━━━ Data entries

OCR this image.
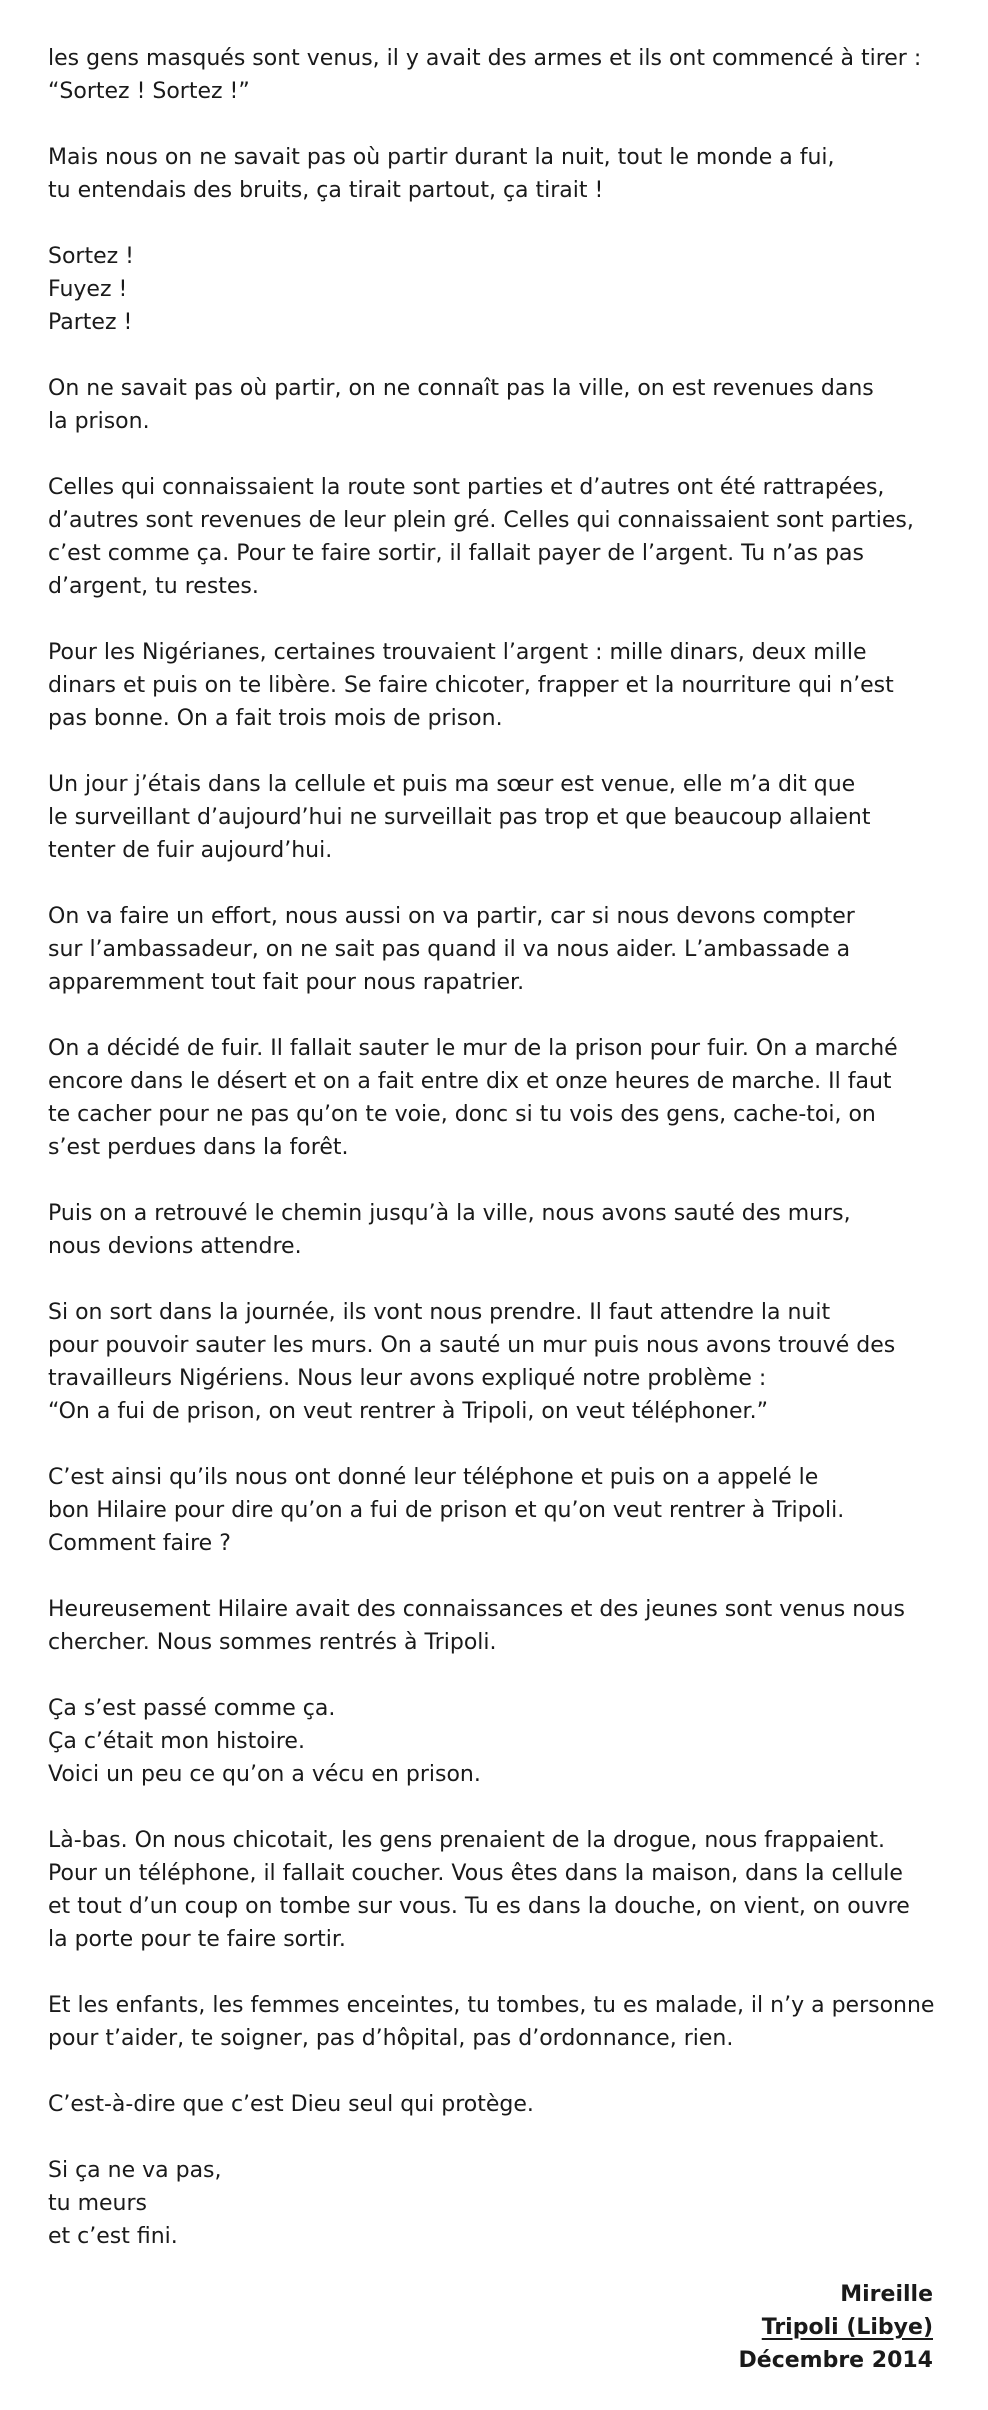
les gens masqués sont venus, il y avait des armes et ils ont commencé à tirer :
“Sortez ! Sortez !”
Mais nous on ne savait pas où partir durant la nuit, tout le monde a fui,
tu entendais des bruits, ça tirait partout, ça tirait !
Sortez !
Fuyez !
Partez !
On ne savait pas où partir, on ne connaît pas la ville, on est revenues dans
la prison.
Celles qui connaissaient la route sont parties et d’autres ont été rattrapées,
d’autres sont revenues de leur plein gré. Celles qui connaissaient sont parties,
c’est comme ça. Pour te faire sortir, il fallait payer de l’argent. Tu n’as pas
d’argent, tu restes.
Pour les Nigérianes, certaines trouvaient l’argent : mille dinars, deux mille
dinars et puis on te libère. Se faire chicoter, frapper et la nourriture qui n’est
pas bonne. On a fait trois mois de prison.
Un jour j’étais dans la cellule et puis ma sœur est venue, elle m’a dit que
le surveillant d’aujourd’hui ne surveillait pas trop et que beaucoup allaient
tenter de fuir aujourd’hui.
On va faire un effort, nous aussi on va partir, car si nous devons compter
sur l’ambassadeur, on ne sait pas quand il va nous aider. L’ambassade a
apparemment tout fait pour nous rapatrier.
On a décidé de fuir. Il fallait sauter le mur de la prison pour fuir. On a marché
encore dans le désert et on a fait entre dix et onze heures de marche. Il faut
te cacher pour ne pas qu’on te voie, donc si tu vois des gens, cache-toi, on
s’est perdues dans la forêt.
Puis on a retrouvé le chemin jusqu’à la ville, nous avons sauté des murs,
nous devions attendre.
Si on sort dans la journée, ils vont nous prendre. Il faut attendre la nuit
pour pouvoir sauter les murs. On a sauté un mur puis nous avons trouvé des
travailleurs Nigériens. Nous leur avons expliqué notre problème :
“On a fui de prison, on veut rentrer à Tripoli, on veut téléphoner.”
C’est ainsi qu’ils nous ont donné leur téléphone et puis on a appelé le
bon Hilaire pour dire qu’on a fui de prison et qu’on veut rentrer à Tripoli.
Comment faire ?
Heureusement Hilaire avait des connaissances et des jeunes sont venus nous
chercher. Nous sommes rentrés à Tripoli.
Ça s’est passé comme ça.
Ça c’était mon histoire.
Voici un peu ce qu’on a vécu en prison.
Là-bas. On nous chicotait, les gens prenaient de la drogue, nous frappaient.
Pour un téléphone, il fallait coucher. Vous êtes dans la maison, dans la cellule
et tout d’un coup on tombe sur vous. Tu es dans la douche, on vient, on ouvre
la porte pour te faire sortir.
Et les enfants, les femmes enceintes, tu tombes, tu es malade, il n’y a personne
pour t’aider, te soigner, pas d’hôpital, pas d’ordonnance, rien.
C’est-à-dire que c’est Dieu seul qui protège.
Si ça ne va pas,
tu meurs
et c’est fini.
Mireille
Tripoli (Libye)
Décembre 2014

━━━━━━

▶ Set problem
Exclude the images and reproduce the remaining data exactly.

▶ Answer below
OCR this image.
les gens masqués sont venus, il y avait des armes et ils ont commencé à tirer :
“Sortez ! Sortez !”
Mais nous on ne savait pas où partir durant la nuit, tout le monde a fui,
tu entendais des bruits, ça tirait partout, ça tirait !
Sortez !
Fuyez !
Partez !
On ne savait pas où partir, on ne connaît pas la ville, on est revenues dans
la prison.
Celles qui connaissaient la route sont parties et d’autres ont été rattrapées,
d’autres sont revenues de leur plein gré. Celles qui connaissaient sont parties,
c’est comme ça. Pour te faire sortir, il fallait payer de l’argent. Tu n’as pas
d’argent, tu restes.
Pour les Nigérianes, certaines trouvaient l’argent : mille dinars, deux mille
dinars et puis on te libère. Se faire chicoter, frapper et la nourriture qui n’est
pas bonne. On a fait trois mois de prison.
Un jour j’étais dans la cellule et puis ma sœur est venue, elle m’a dit que
le surveillant d’aujourd’hui ne surveillait pas trop et que beaucoup allaient
tenter de fuir aujourd’hui.
On va faire un effort, nous aussi on va partir, car si nous devons compter
sur l’ambassadeur, on ne sait pas quand il va nous aider. L’ambassade a
apparemment tout fait pour nous rapatrier.
On a décidé de fuir. Il fallait sauter le mur de la prison pour fuir. On a marché
encore dans le désert et on a fait entre dix et onze heures de marche. Il faut
te cacher pour ne pas qu’on te voie, donc si tu vois des gens, cache-toi, on
s’est perdues dans la forêt.
Puis on a retrouvé le chemin jusqu’à la ville, nous avons sauté des murs,
nous devions attendre.
Si on sort dans la journée, ils vont nous prendre. Il faut attendre la nuit
pour pouvoir sauter les murs. On a sauté un mur puis nous avons trouvé des
travailleurs Nigériens. Nous leur avons expliqué notre problème :
“On a fui de prison, on veut rentrer à Tripoli, on veut téléphoner.”
C’est ainsi qu’ils nous ont donné leur téléphone et puis on a appelé le
bon Hilaire pour dire qu’on a fui de prison et qu’on veut rentrer à Tripoli.
Comment faire ?
Heureusement Hilaire avait des connaissances et des jeunes sont venus nous
chercher. Nous sommes rentrés à Tripoli.
Ça s’est passé comme ça.
Ça c’était mon histoire.
Voici un peu ce qu’on a vécu en prison.
Là-bas. On nous chicotait, les gens prenaient de la drogue, nous frappaient.
Pour un téléphone, il fallait coucher. Vous êtes dans la maison, dans la cellule
et tout d’un coup on tombe sur vous. Tu es dans la douche, on vient, on ouvre
la porte pour te faire sortir.
Et les enfants, les femmes enceintes, tu tombes, tu es malade, il n’y a personne
pour t’aider, te soigner, pas d’hôpital, pas d’ordonnance, rien.
C’est-à-dire que c’est Dieu seul qui protège.
Si ça ne va pas,
tu meurs
et c’est fini.
Mireille
Tripoli (Libye)
Décembre 2014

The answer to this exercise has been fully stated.